▶ **What you are asked to do**: Reproduce the listing word for word. Skip any image.

▶ **Task data**:
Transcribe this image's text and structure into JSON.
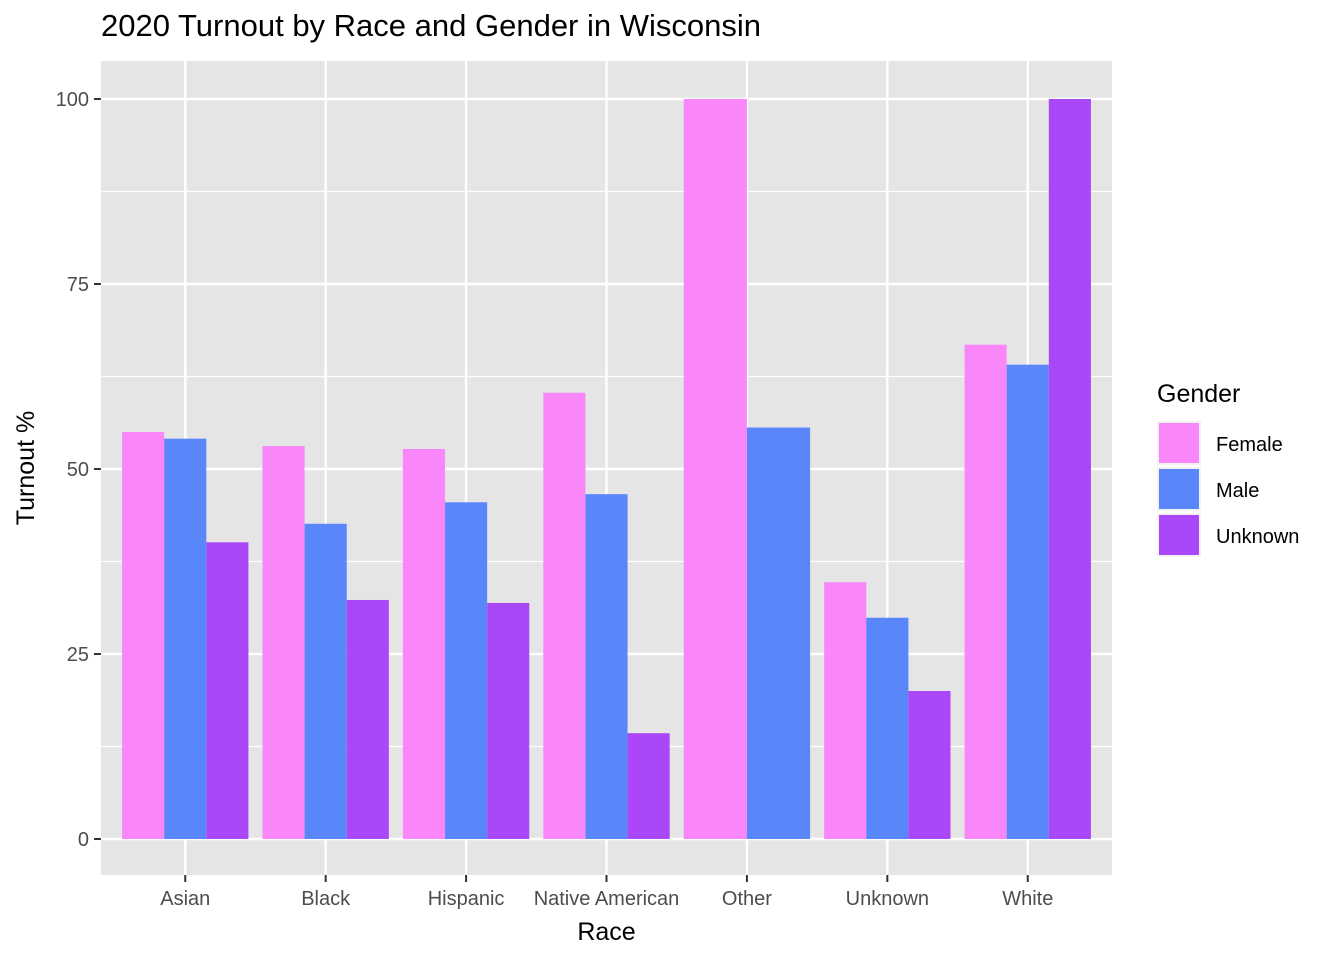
{
  "chart_data": {
    "type": "bar",
    "title": "2020 Turnout by Race and Gender in Wisconsin",
    "xlabel": "Race",
    "ylabel": "Turnout %",
    "categories": [
      "Asian",
      "Black",
      "Hispanic",
      "Native American",
      "Other",
      "Unknown",
      "White"
    ],
    "series": [
      {
        "name": "Female",
        "color": "#F987FA",
        "values": [
          55.0,
          53.1,
          52.7,
          60.3,
          100.0,
          34.7,
          66.8
        ]
      },
      {
        "name": "Male",
        "color": "#5987F9",
        "values": [
          54.1,
          42.6,
          45.5,
          46.6,
          55.6,
          29.9,
          64.1
        ]
      },
      {
        "name": "Unknown",
        "color": "#AA48F9",
        "values": [
          40.1,
          32.3,
          31.9,
          14.3,
          null,
          20.0,
          100.0
        ]
      }
    ],
    "ylim": [
      -5,
      105
    ],
    "yticks": [
      0,
      25,
      50,
      75,
      100
    ],
    "grid": true,
    "panel_background": "#E5E5E5",
    "legend": {
      "title": "Gender",
      "position": "right"
    }
  }
}
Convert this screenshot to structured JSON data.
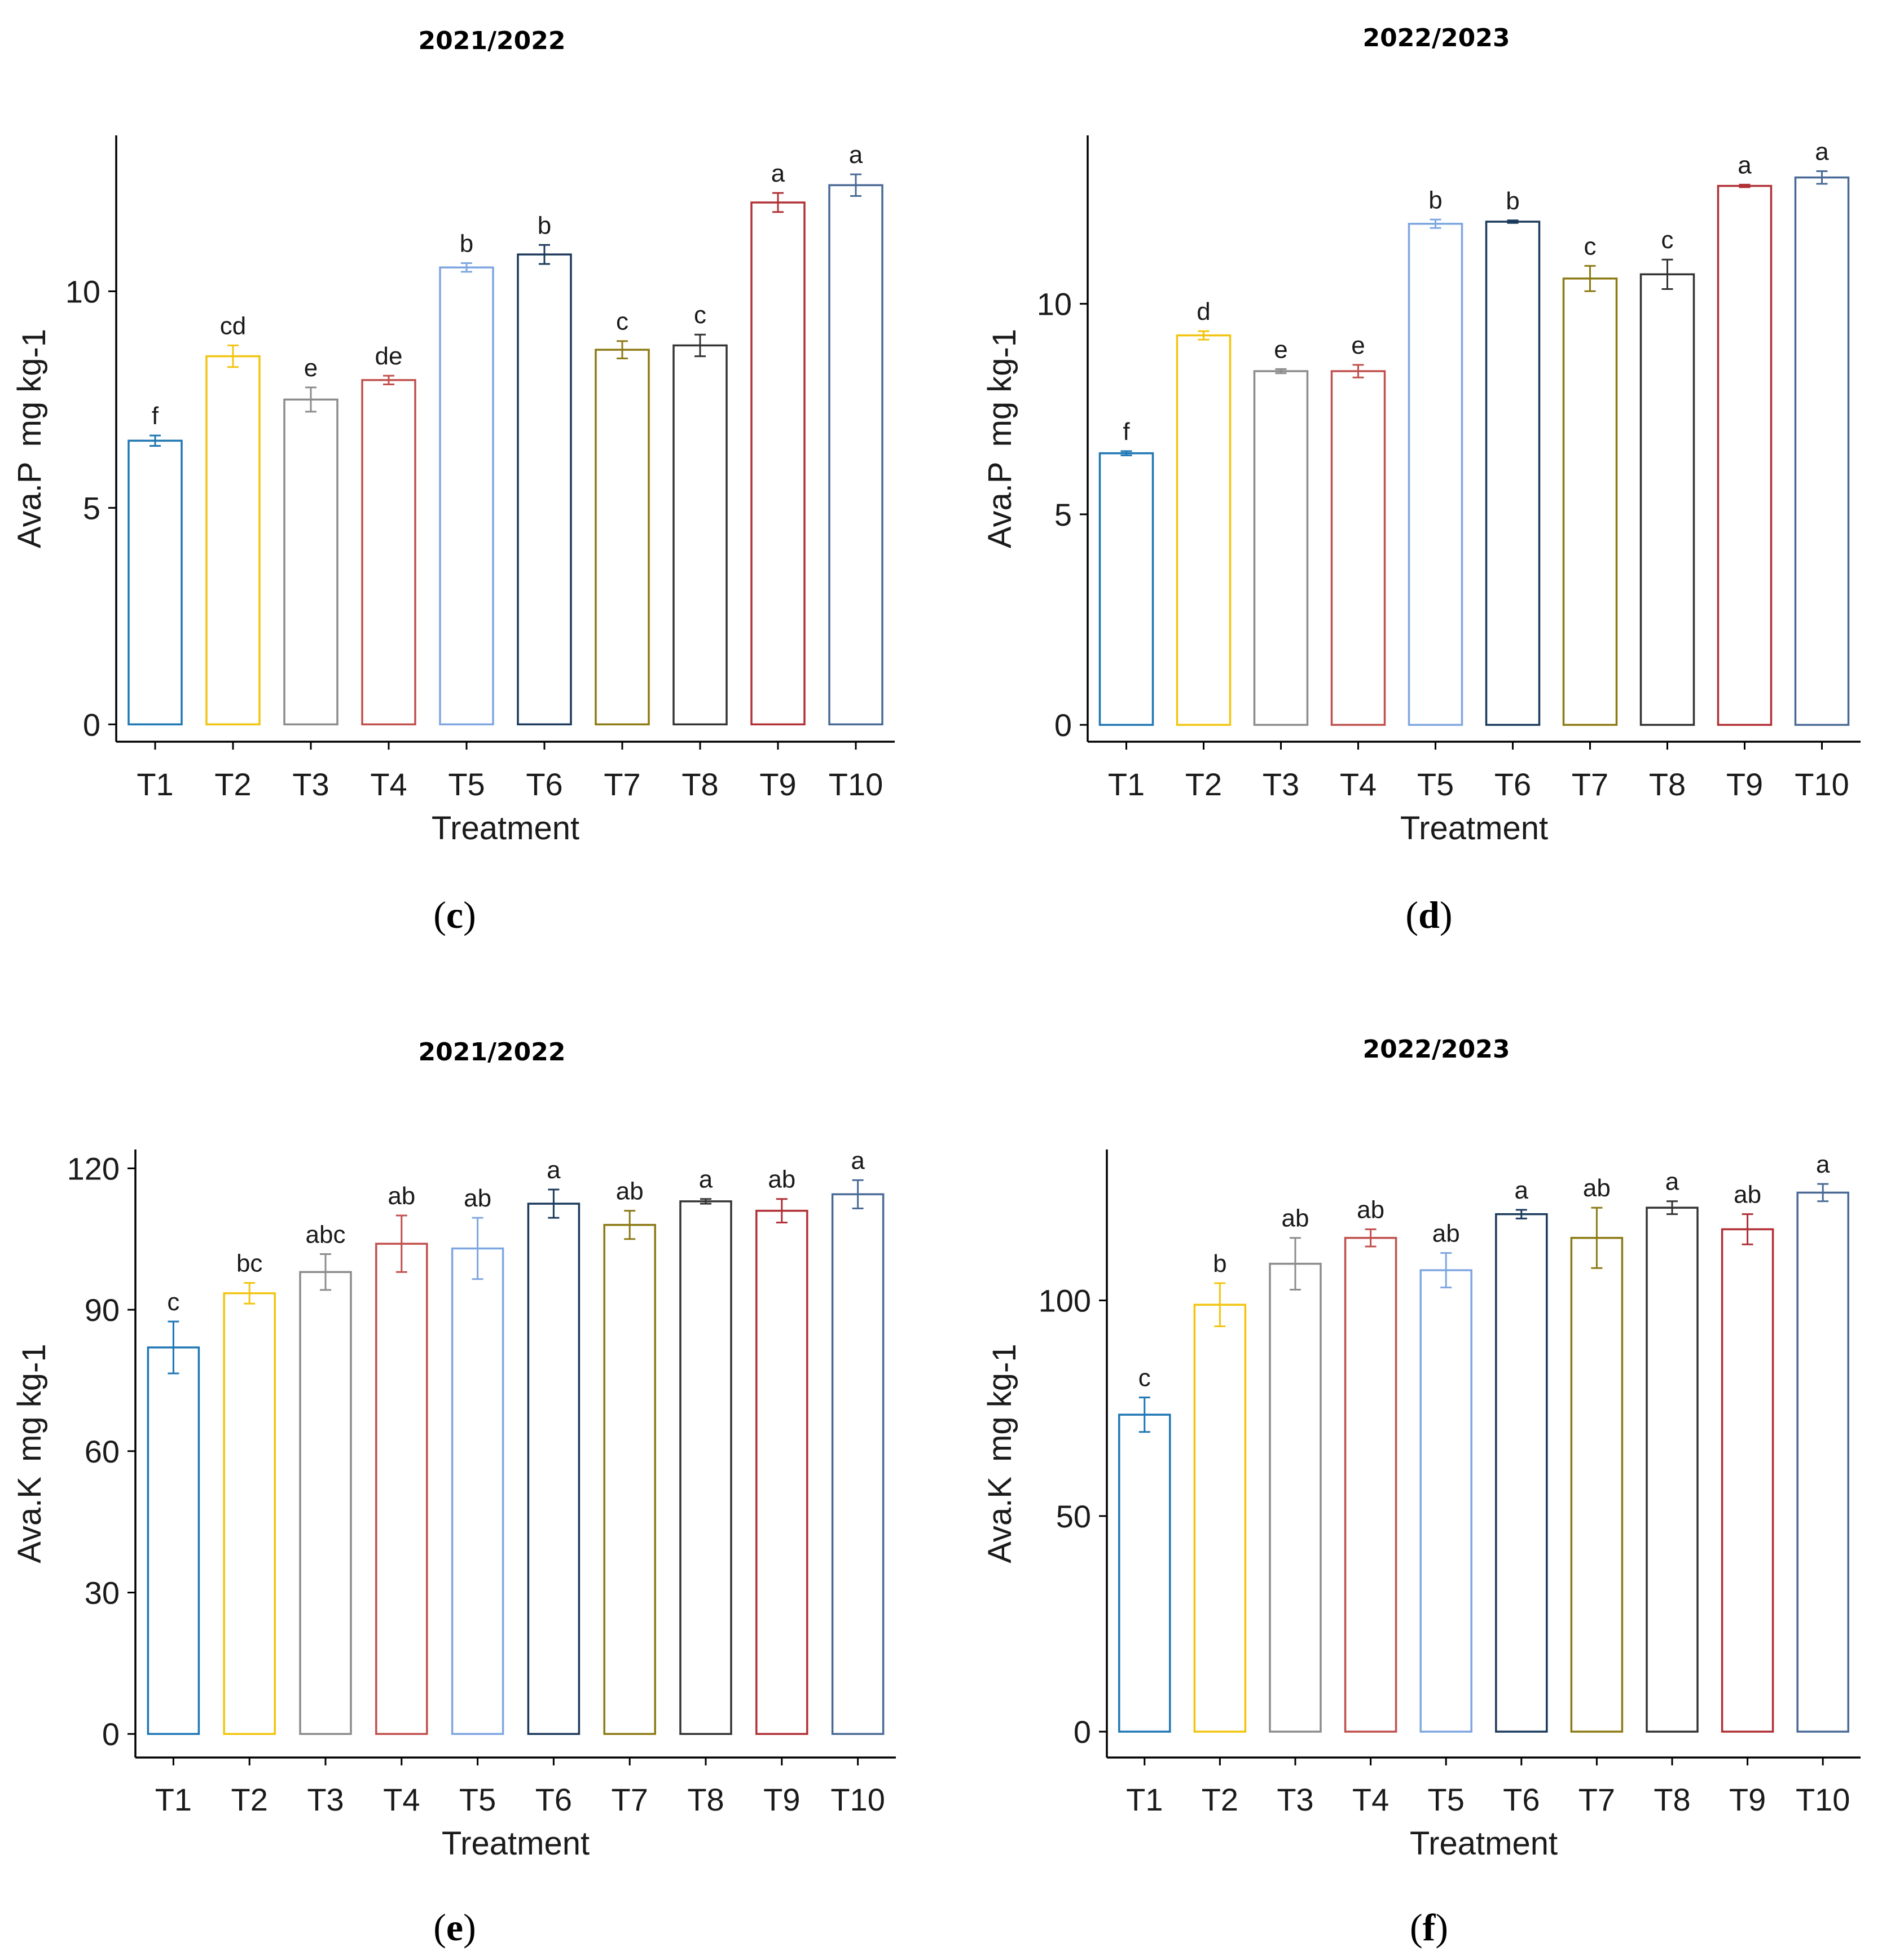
{
  "colors": [
    "#1f77b4",
    "#f2c40f",
    "#8c8c8c",
    "#c0504d",
    "#7ea6e0",
    "#1b3a5c",
    "#8c7a14",
    "#333333",
    "#b03036",
    "#4a6a96"
  ],
  "chart_data": [
    {
      "type": "bar",
      "panel": "c",
      "title": "2021/2022",
      "xlabel": "Treatment",
      "ylabel": "Ava.P  mg kg-1",
      "ylabel_parts": [
        "Ava.P",
        "mg kg",
        "-1"
      ],
      "categories": [
        "T1",
        "T2",
        "T3",
        "T4",
        "T5",
        "T6",
        "T7",
        "T8",
        "T9",
        "T10"
      ],
      "values": [
        6.55,
        8.5,
        7.5,
        7.95,
        10.55,
        10.85,
        8.65,
        8.75,
        12.05,
        12.45
      ],
      "errors": [
        0.12,
        0.25,
        0.28,
        0.1,
        0.1,
        0.22,
        0.2,
        0.25,
        0.22,
        0.25
      ],
      "letters": [
        "f",
        "cd",
        "e",
        "de",
        "b",
        "b",
        "c",
        "c",
        "a",
        "a"
      ],
      "yticks": [
        0,
        5,
        10
      ],
      "ytick_labels": [
        "0",
        "5",
        "10"
      ],
      "ylim": [
        -0.4,
        13.6
      ],
      "grid": false
    },
    {
      "type": "bar",
      "panel": "d",
      "title": "2022/2023",
      "xlabel": "Treatment",
      "ylabel": "Ava.P  mg kg-1",
      "ylabel_parts": [
        "Ava.P",
        "mg kg",
        "-1"
      ],
      "categories": [
        "T1",
        "T2",
        "T3",
        "T4",
        "T5",
        "T6",
        "T7",
        "T8",
        "T9",
        "T10"
      ],
      "values": [
        6.45,
        9.25,
        8.4,
        8.4,
        11.9,
        11.95,
        10.6,
        10.7,
        12.8,
        13.0
      ],
      "errors": [
        0.05,
        0.1,
        0.05,
        0.15,
        0.1,
        0.03,
        0.3,
        0.35,
        0.03,
        0.15
      ],
      "letters": [
        "f",
        "d",
        "e",
        "e",
        "b",
        "b",
        "c",
        "c",
        "a",
        "a"
      ],
      "yticks": [
        0,
        5,
        10
      ],
      "ytick_labels": [
        "0",
        "5",
        "10"
      ],
      "ylim": [
        -0.4,
        14.0
      ],
      "grid": false
    },
    {
      "type": "bar",
      "panel": "e",
      "title": "2021/2022",
      "xlabel": "Treatment",
      "ylabel": "Ava.K  mg kg-1",
      "ylabel_parts": [
        "Ava.K",
        "mg kg",
        "-1"
      ],
      "categories": [
        "T1",
        "T2",
        "T3",
        "T4",
        "T5",
        "T6",
        "T7",
        "T8",
        "T9",
        "T10"
      ],
      "values": [
        82,
        93.5,
        98,
        104,
        103,
        112.5,
        108,
        113,
        111,
        114.5
      ],
      "errors": [
        5.5,
        2.2,
        3.8,
        6,
        6.5,
        3,
        3,
        0.5,
        2.5,
        3
      ],
      "letters": [
        "c",
        "bc",
        "abc",
        "ab",
        "ab",
        "a",
        "ab",
        "a",
        "ab",
        "a"
      ],
      "yticks": [
        0,
        30,
        60,
        90,
        120
      ],
      "ytick_labels": [
        "0",
        "30",
        "60",
        "90",
        "120"
      ],
      "ylim": [
        -5,
        124
      ],
      "grid": false
    },
    {
      "type": "bar",
      "panel": "f",
      "title": "2022/2023",
      "xlabel": "Treatment",
      "ylabel": "Ava.K  mg kg-1",
      "ylabel_parts": [
        "Ava.K",
        "mg kg",
        "-1"
      ],
      "categories": [
        "T1",
        "T2",
        "T3",
        "T4",
        "T5",
        "T6",
        "T7",
        "T8",
        "T9",
        "T10"
      ],
      "values": [
        73.5,
        99,
        108.5,
        114.5,
        107,
        120,
        114.5,
        121.5,
        116.5,
        125
      ],
      "errors": [
        4,
        5,
        6,
        2,
        4,
        1,
        7,
        1.5,
        3.5,
        2
      ],
      "letters": [
        "c",
        "b",
        "ab",
        "ab",
        "ab",
        "a",
        "ab",
        "a",
        "ab",
        "a"
      ],
      "yticks": [
        0,
        50,
        100
      ],
      "ytick_labels": [
        "0",
        "50",
        "100"
      ],
      "ylim": [
        -6,
        135
      ],
      "grid": false
    }
  ]
}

▶ **Expected answer**:
Transcribe this image's text and structure into JSON.
{
  "chart_data": {
    "type": "bar",
    "title": "2020 Turnout by Race and Gender in Wisconsin",
    "xlabel": "Race",
    "ylabel": "Turnout %",
    "categories": [
      "Asian",
      "Black",
      "Hispanic",
      "Native American",
      "Other",
      "Unknown",
      "White"
    ],
    "series": [
      {
        "name": "Female",
        "color": "#F987FA",
        "values": [
          55.0,
          53.1,
          52.7,
          60.3,
          100.0,
          34.7,
          66.8
        ]
      },
      {
        "name": "Male",
        "color": "#5987F9",
        "values": [
          54.1,
          42.6,
          45.5,
          46.6,
          55.6,
          29.9,
          64.1
        ]
      },
      {
        "name": "Unknown",
        "color": "#AA48F9",
        "values": [
          40.1,
          32.3,
          31.9,
          14.3,
          null,
          20.0,
          100.0
        ]
      }
    ],
    "ylim": [
      -5,
      105
    ],
    "yticks": [
      0,
      25,
      50,
      75,
      100
    ],
    "grid": true,
    "panel_background": "#E5E5E5",
    "legend": {
      "title": "Gender",
      "position": "right"
    }
  }
}
Convert this screenshot to structured JSON data.
{
  "colors": [
    "#1f77b4",
    "#f2c40f",
    "#8c8c8c",
    "#c0504d",
    "#7ea6e0",
    "#1b3a5c",
    "#8c7a14",
    "#333333",
    "#b03036",
    "#4a6a96"
  ],
  "chart_data": [
    {
      "type": "bar",
      "panel": "c",
      "title": "2021/2022",
      "xlabel": "Treatment",
      "ylabel": "Ava.P  mg kg-1",
      "ylabel_parts": [
        "Ava.P",
        "mg kg",
        "-1"
      ],
      "categories": [
        "T1",
        "T2",
        "T3",
        "T4",
        "T5",
        "T6",
        "T7",
        "T8",
        "T9",
        "T10"
      ],
      "values": [
        6.55,
        8.5,
        7.5,
        7.95,
        10.55,
        10.85,
        8.65,
        8.75,
        12.05,
        12.45
      ],
      "errors": [
        0.12,
        0.25,
        0.28,
        0.1,
        0.1,
        0.22,
        0.2,
        0.25,
        0.22,
        0.25
      ],
      "letters": [
        "f",
        "cd",
        "e",
        "de",
        "b",
        "b",
        "c",
        "c",
        "a",
        "a"
      ],
      "yticks": [
        0,
        5,
        10
      ],
      "ytick_labels": [
        "0",
        "5",
        "10"
      ],
      "ylim": [
        -0.4,
        13.6
      ],
      "grid": false
    },
    {
      "type": "bar",
      "panel": "d",
      "title": "2022/2023",
      "xlabel": "Treatment",
      "ylabel": "Ava.P  mg kg-1",
      "ylabel_parts": [
        "Ava.P",
        "mg kg",
        "-1"
      ],
      "categories": [
        "T1",
        "T2",
        "T3",
        "T4",
        "T5",
        "T6",
        "T7",
        "T8",
        "T9",
        "T10"
      ],
      "values": [
        6.45,
        9.25,
        8.4,
        8.4,
        11.9,
        11.95,
        10.6,
        10.7,
        12.8,
        13.0
      ],
      "errors": [
        0.05,
        0.1,
        0.05,
        0.15,
        0.1,
        0.03,
        0.3,
        0.35,
        0.03,
        0.15
      ],
      "letters": [
        "f",
        "d",
        "e",
        "e",
        "b",
        "b",
        "c",
        "c",
        "a",
        "a"
      ],
      "yticks": [
        0,
        5,
        10
      ],
      "ytick_labels": [
        "0",
        "5",
        "10"
      ],
      "ylim": [
        -0.4,
        14.0
      ],
      "grid": false
    },
    {
      "type": "bar",
      "panel": "e",
      "title": "2021/2022",
      "xlabel": "Treatment",
      "ylabel": "Ava.K  mg kg-1",
      "ylabel_parts": [
        "Ava.K",
        "mg kg",
        "-1"
      ],
      "categories": [
        "T1",
        "T2",
        "T3",
        "T4",
        "T5",
        "T6",
        "T7",
        "T8",
        "T9",
        "T10"
      ],
      "values": [
        82,
        93.5,
        98,
        104,
        103,
        112.5,
        108,
        113,
        111,
        114.5
      ],
      "errors": [
        5.5,
        2.2,
        3.8,
        6,
        6.5,
        3,
        3,
        0.5,
        2.5,
        3
      ],
      "letters": [
        "c",
        "bc",
        "abc",
        "ab",
        "ab",
        "a",
        "ab",
        "a",
        "ab",
        "a"
      ],
      "yticks": [
        0,
        30,
        60,
        90,
        120
      ],
      "ytick_labels": [
        "0",
        "30",
        "60",
        "90",
        "120"
      ],
      "ylim": [
        -5,
        124
      ],
      "grid": false
    },
    {
      "type": "bar",
      "panel": "f",
      "title": "2022/2023",
      "xlabel": "Treatment",
      "ylabel": "Ava.K  mg kg-1",
      "ylabel_parts": [
        "Ava.K",
        "mg kg",
        "-1"
      ],
      "categories": [
        "T1",
        "T2",
        "T3",
        "T4",
        "T5",
        "T6",
        "T7",
        "T8",
        "T9",
        "T10"
      ],
      "values": [
        73.5,
        99,
        108.5,
        114.5,
        107,
        120,
        114.5,
        121.5,
        116.5,
        125
      ],
      "errors": [
        4,
        5,
        6,
        2,
        4,
        1,
        7,
        1.5,
        3.5,
        2
      ],
      "letters": [
        "c",
        "b",
        "ab",
        "ab",
        "ab",
        "a",
        "ab",
        "a",
        "ab",
        "a"
      ],
      "yticks": [
        0,
        50,
        100
      ],
      "ytick_labels": [
        "0",
        "50",
        "100"
      ],
      "ylim": [
        -6,
        135
      ],
      "grid": false
    }
  ]
}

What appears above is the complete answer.